→ **Source passage**
_ _ _

We utilize two simulation geometries: either a parallelepiped of (86a₀ × 15a₀ × 15a₀) or one of (86a₀ × 70a₀ × 70a₀), where a₀ = 4.078 Å is the lattice constant of gold predicted by the Sheng et al. potential. The smaller volume contains 77 400 atoms and the larger volume 1 685 600 atoms. In the larger direction, which corresponds to the 35 nm thickness of the gold foils used in the experiment, the simulation box is much larger than the size of the target geometry, creating front and rear surfaces capable of expansion. In the two smaller directions, we adopt periodic boundary conditions. The smaller geometry is employed when calculating the decay of the Laue peaks. The larger volume, which produces the same Laue decay curve as the smaller volume, allows for a higher resolution in reciprocal space and is used to create the synthetic spatially dependent diffraction patterns out to 50 ps.

We use the decay of the (220) and (420) Laue diffraction peaks as a metric to compare the simulation and experiment. We obtain the intensity of the diffraction peaks from the static structure factor of the system, which is easily calculated from the Fourier transform of the atomic positions.55,56 For 3.2 MeV electrons, whose wave vector (∼2 × 10¹³ rad/m) is orders of magnitude higher than their scattering vector (∼10¹⁰ rad/m), the Ewald sphere can be considered flat over a finite region of reciprocal space. As such, we take a Q_x–Q_y slice of reciprocal space, where the x and y coordinates run parallel to the surface of the foil. The scattering intensity is calculated by integrating over a specific reflection.

_ _ _

→ **Raw data**

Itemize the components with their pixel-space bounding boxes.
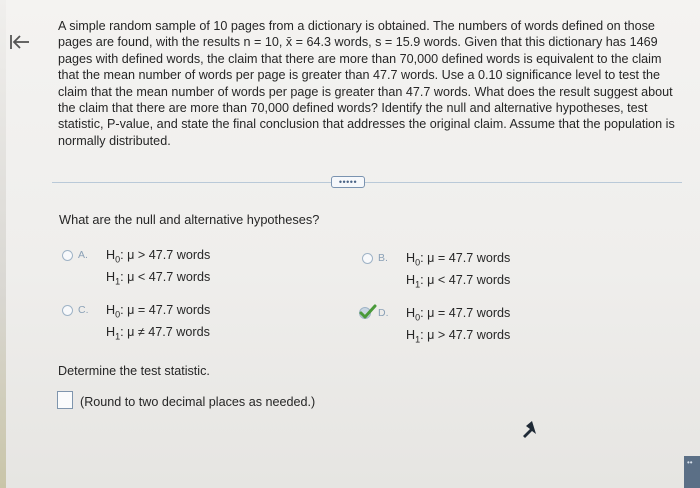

_ _ _

→ **To-do list**
[1] In the gold foil simulation passage, how many atoms does the larger simulation volume contain?
[2] Please pick up the gold foil simulation passage after its last sentence and keep writing.

→ **Answers in order**
[1] The larger volume contains 1 685 600 atoms.

[2]
In finding the best fits for all three experimental datasets, we have performed hundreds of simulations utilizing the small simulation geometry. We have considered initial electron temperatures Te0 that, when converted into energy densities via the electron heat capacity,21 correspond to a range in η of 0 ≤ η ≤ 1, with a step size ΔTe0=100 K. We have considered values of g_ei in the range of 0 ≤ g_ei ≤ 20 × 10¹⁶ W m⁻³ K⁻¹, with a step size of approximately Δg_ei ∼ 0.3 × 10¹⁶ W m⁻³ K⁻¹. We quantify the best fit by identifying which (Te0,gei) pair minimizes the rms difference between the experimental and calculated decays in the intensity of the (220) and (420) Laue diffraction peaks. For each of the three energy densities investigated, this difference is shown in Figs. 2(a)–2(c), with the corresponding best decay curve and temperature evolution for the subsystems given in Figs. 2(d)–2(i). The black dashed line in Figs. 2(a)–2(c) encloses the region in which the simulation results lie within the experimental error bars. In each case, we are able to find a (Te0,gei) pair that gives excellent agreement with the experimentally measured decay curves.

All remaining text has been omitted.